◆ Problem to work on: The data below is to be returned in full and exactly.

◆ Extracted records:
────────────────

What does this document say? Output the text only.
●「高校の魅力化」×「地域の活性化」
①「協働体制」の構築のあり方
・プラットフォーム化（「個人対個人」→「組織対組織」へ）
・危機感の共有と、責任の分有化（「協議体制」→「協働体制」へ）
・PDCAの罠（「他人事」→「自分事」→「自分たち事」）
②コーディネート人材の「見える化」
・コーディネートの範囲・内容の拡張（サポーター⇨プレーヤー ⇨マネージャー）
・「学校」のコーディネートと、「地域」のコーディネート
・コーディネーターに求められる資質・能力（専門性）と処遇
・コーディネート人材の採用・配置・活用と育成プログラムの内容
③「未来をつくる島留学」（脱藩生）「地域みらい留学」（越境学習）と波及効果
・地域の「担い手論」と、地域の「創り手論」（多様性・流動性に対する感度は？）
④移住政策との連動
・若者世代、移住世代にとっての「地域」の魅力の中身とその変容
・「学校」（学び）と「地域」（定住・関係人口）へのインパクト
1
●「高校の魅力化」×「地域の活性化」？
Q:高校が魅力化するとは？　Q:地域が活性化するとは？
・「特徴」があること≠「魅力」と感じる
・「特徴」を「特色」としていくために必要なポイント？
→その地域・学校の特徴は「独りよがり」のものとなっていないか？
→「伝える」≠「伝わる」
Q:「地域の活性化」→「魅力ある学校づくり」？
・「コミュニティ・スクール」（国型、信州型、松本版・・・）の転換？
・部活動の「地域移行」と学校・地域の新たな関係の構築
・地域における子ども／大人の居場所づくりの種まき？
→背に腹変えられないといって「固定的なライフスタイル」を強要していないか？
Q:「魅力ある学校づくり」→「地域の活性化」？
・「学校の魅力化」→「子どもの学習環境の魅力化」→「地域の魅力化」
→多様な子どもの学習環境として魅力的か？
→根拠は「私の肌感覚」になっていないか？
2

────────────────

◆ Task output:
What does this document say? Output the text only.
●「高校の魅力化」×「地域の活性化」
①「協働体制」の構築のあり方
・プラットフォーム化（「個人対個人」→「組織対組織」へ）
・危機感の共有と、責任の分有化（「協議体制」→「協働体制」へ）
・PDCAの罠（「他人事」→「自分事」→「自分たち事」）
②コーディネート人材の「見える化」
・コーディネートの範囲・内容の拡張（サポーター⇨プレーヤー ⇨マネージャー）
・「学校」のコーディネートと、「地域」のコーディネート
・コーディネーターに求められる資質・能力（専門性）と処遇
・コーディネート人材の採用・配置・活用と育成プログラムの内容
③「未来をつくる島留学」（脱藩生）「地域みらい留学」（越境学習）と波及効果
・地域の「担い手論」と、地域の「創り手論」（多様性・流動性に対する感度は？）
④移住政策との連動
・若者世代、移住世代にとっての「地域」の魅力の中身とその変容
・「学校」（学び）と「地域」（定住・関係人口）へのインパクト
1
●「高校の魅力化」×「地域の活性化」？
Q:高校が魅力化するとは？　Q:地域が活性化するとは？
・「特徴」があること≠「魅力」と感じる
・「特徴」を「特色」としていくために必要なポイント？
→その地域・学校の特徴は「独りよがり」のものとなっていないか？
→「伝える」≠「伝わる」
Q:「地域の活性化」→「魅力ある学校づくり」？
・「コミュニティ・スクール」（国型、信州型、松本版・・・）の転換？
・部活動の「地域移行」と学校・地域の新たな関係の構築
・地域における子ども／大人の居場所づくりの種まき？
→背に腹変えられないといって「固定的なライフスタイル」を強要していないか？
Q:「魅力ある学校づくり」→「地域の活性化」？
・「学校の魅力化」→「子どもの学習環境の魅力化」→「地域の魅力化」
→多様な子どもの学習環境として魅力的か？
→根拠は「私の肌感覚」になっていないか？
2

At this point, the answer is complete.